**Problem requirements**
Type out all the records word for word. Any pictures are to be left out.

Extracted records
_____

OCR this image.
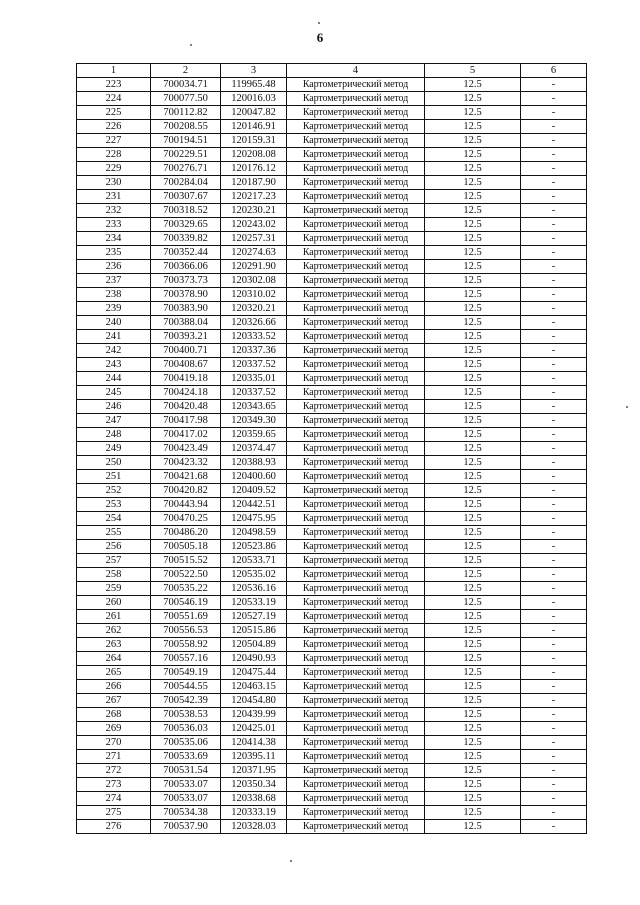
6
1	2	3	4	5	6
223	700034.71	119965.48	Картометрический метод	12.5	-
224	700077.50	120016.03	Картометрический метод	12.5	-
225	700112.82	120047.82	Картометрический метод	12.5	-
226	700208.55	120146.91	Картометрический метод	12.5	-
227	700194.51	120159.31	Картометрический метод	12.5	-
228	700229.51	120208.08	Картометрический метод	12.5	-
229	700276.71	120176.12	Картометрический метод	12.5	-
230	700284.04	120187.90	Картометрический метод	12.5	-
231	700307.67	120217.23	Картометрический метод	12.5	-
232	700318.52	120230.21	Картометрический метод	12.5	-
233	700329.65	120243.02	Картометрический метод	12.5	-
234	700339.82	120257.31	Картометрический метод	12.5	-
235	700352.44	120274.63	Картометрический метод	12.5	-
236	700366.06	120291.90	Картометрический метод	12.5	-
237	700373.73	120302.08	Картометрический метод	12.5	-
238	700378.90	120310.02	Картометрический метод	12.5	-
239	700383.90	120320.21	Картометрический метод	12.5	-
240	700388.04	120326.66	Картометрический метод	12.5	-
241	700393.21	120333.52	Картометрический метод	12.5	-
242	700400.71	120337.36	Картометрический метод	12.5	-
243	700408.67	120337.52	Картометрический метод	12.5	-
244	700419.18	120335.01	Картометрический метод	12.5	-
245	700424.18	120337.52	Картометрический метод	12.5	-
246	700420.48	120343.65	Картометрический метод	12.5	-
247	700417.98	120349.30	Картометрический метод	12.5	-
248	700417.02	120359.65	Картометрический метод	12.5	-
249	700423.49	120374.47	Картометрический метод	12.5	-
250	700423.32	120388.93	Картометрический метод	12.5	-
251	700421.68	120400.60	Картометрический метод	12.5	-
252	700420.82	120409.52	Картометрический метод	12.5	-
253	700443.94	120442.51	Картометрический метод	12.5	-
254	700470.25	120475.95	Картометрический метод	12.5	-
255	700486.20	120498.59	Картометрический метод	12.5	-
256	700505.18	120523.86	Картометрический метод	12.5	-
257	700515.52	120533.71	Картометрический метод	12.5	-
258	700522.50	120535.02	Картометрический метод	12.5	-
259	700535.22	120536.16	Картометрический метод	12.5	-
260	700546.19	120533.19	Картометрический метод	12.5	-
261	700551.69	120527.19	Картометрический метод	12.5	-
262	700556.53	120515.86	Картометрический метод	12.5	-
263	700558.92	120504.89	Картометрический метод	12.5	-
264	700557.16	120490.93	Картометрический метод	12.5	-
265	700549.19	120475.44	Картометрический метод	12.5	-
266	700544.55	120463.15	Картометрический метод	12.5	-
267	700542.39	120454.80	Картометрический метод	12.5	-
268	700538.53	120439.99	Картометрический метод	12.5	-
269	700536.03	120425.01	Картометрический метод	12.5	-
270	700535.06	120414.38	Картометрический метод	12.5	-
271	700533.69	120395.11	Картометрический метод	12.5	-
272	700531.54	120371.95	Картометрический метод	12.5	-
273	700533.07	120350.34	Картометрический метод	12.5	-
274	700533.07	120338.68	Картометрический метод	12.5	-
275	700534.38	120333.19	Картометрический метод	12.5	-
276	700537.90	120328.03	Картометрический метод	12.5	-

_____

**Correct result**
OCR this image.
6
1	2	3	4	5	6
223	700034.71	119965.48	Картометрический метод	12.5	-
224	700077.50	120016.03	Картометрический метод	12.5	-
225	700112.82	120047.82	Картометрический метод	12.5	-
226	700208.55	120146.91	Картометрический метод	12.5	-
227	700194.51	120159.31	Картометрический метод	12.5	-
228	700229.51	120208.08	Картометрический метод	12.5	-
229	700276.71	120176.12	Картометрический метод	12.5	-
230	700284.04	120187.90	Картометрический метод	12.5	-
231	700307.67	120217.23	Картометрический метод	12.5	-
232	700318.52	120230.21	Картометрический метод	12.5	-
233	700329.65	120243.02	Картометрический метод	12.5	-
234	700339.82	120257.31	Картометрический метод	12.5	-
235	700352.44	120274.63	Картометрический метод	12.5	-
236	700366.06	120291.90	Картометрический метод	12.5	-
237	700373.73	120302.08	Картометрический метод	12.5	-
238	700378.90	120310.02	Картометрический метод	12.5	-
239	700383.90	120320.21	Картометрический метод	12.5	-
240	700388.04	120326.66	Картометрический метод	12.5	-
241	700393.21	120333.52	Картометрический метод	12.5	-
242	700400.71	120337.36	Картометрический метод	12.5	-
243	700408.67	120337.52	Картометрический метод	12.5	-
244	700419.18	120335.01	Картометрический метод	12.5	-
245	700424.18	120337.52	Картометрический метод	12.5	-
246	700420.48	120343.65	Картометрический метод	12.5	-
247	700417.98	120349.30	Картометрический метод	12.5	-
248	700417.02	120359.65	Картометрический метод	12.5	-
249	700423.49	120374.47	Картометрический метод	12.5	-
250	700423.32	120388.93	Картометрический метод	12.5	-
251	700421.68	120400.60	Картометрический метод	12.5	-
252	700420.82	120409.52	Картометрический метод	12.5	-
253	700443.94	120442.51	Картометрический метод	12.5	-
254	700470.25	120475.95	Картометрический метод	12.5	-
255	700486.20	120498.59	Картометрический метод	12.5	-
256	700505.18	120523.86	Картометрический метод	12.5	-
257	700515.52	120533.71	Картометрический метод	12.5	-
258	700522.50	120535.02	Картометрический метод	12.5	-
259	700535.22	120536.16	Картометрический метод	12.5	-
260	700546.19	120533.19	Картометрический метод	12.5	-
261	700551.69	120527.19	Картометрический метод	12.5	-
262	700556.53	120515.86	Картометрический метод	12.5	-
263	700558.92	120504.89	Картометрический метод	12.5	-
264	700557.16	120490.93	Картометрический метод	12.5	-
265	700549.19	120475.44	Картометрический метод	12.5	-
266	700544.55	120463.15	Картометрический метод	12.5	-
267	700542.39	120454.80	Картометрический метод	12.5	-
268	700538.53	120439.99	Картометрический метод	12.5	-
269	700536.03	120425.01	Картометрический метод	12.5	-
270	700535.06	120414.38	Картометрический метод	12.5	-
271	700533.69	120395.11	Картометрический метод	12.5	-
272	700531.54	120371.95	Картометрический метод	12.5	-
273	700533.07	120350.34	Картометрический метод	12.5	-
274	700533.07	120338.68	Картометрический метод	12.5	-
275	700534.38	120333.19	Картометрический метод	12.5	-
276	700537.90	120328.03	Картометрический метод	12.5	-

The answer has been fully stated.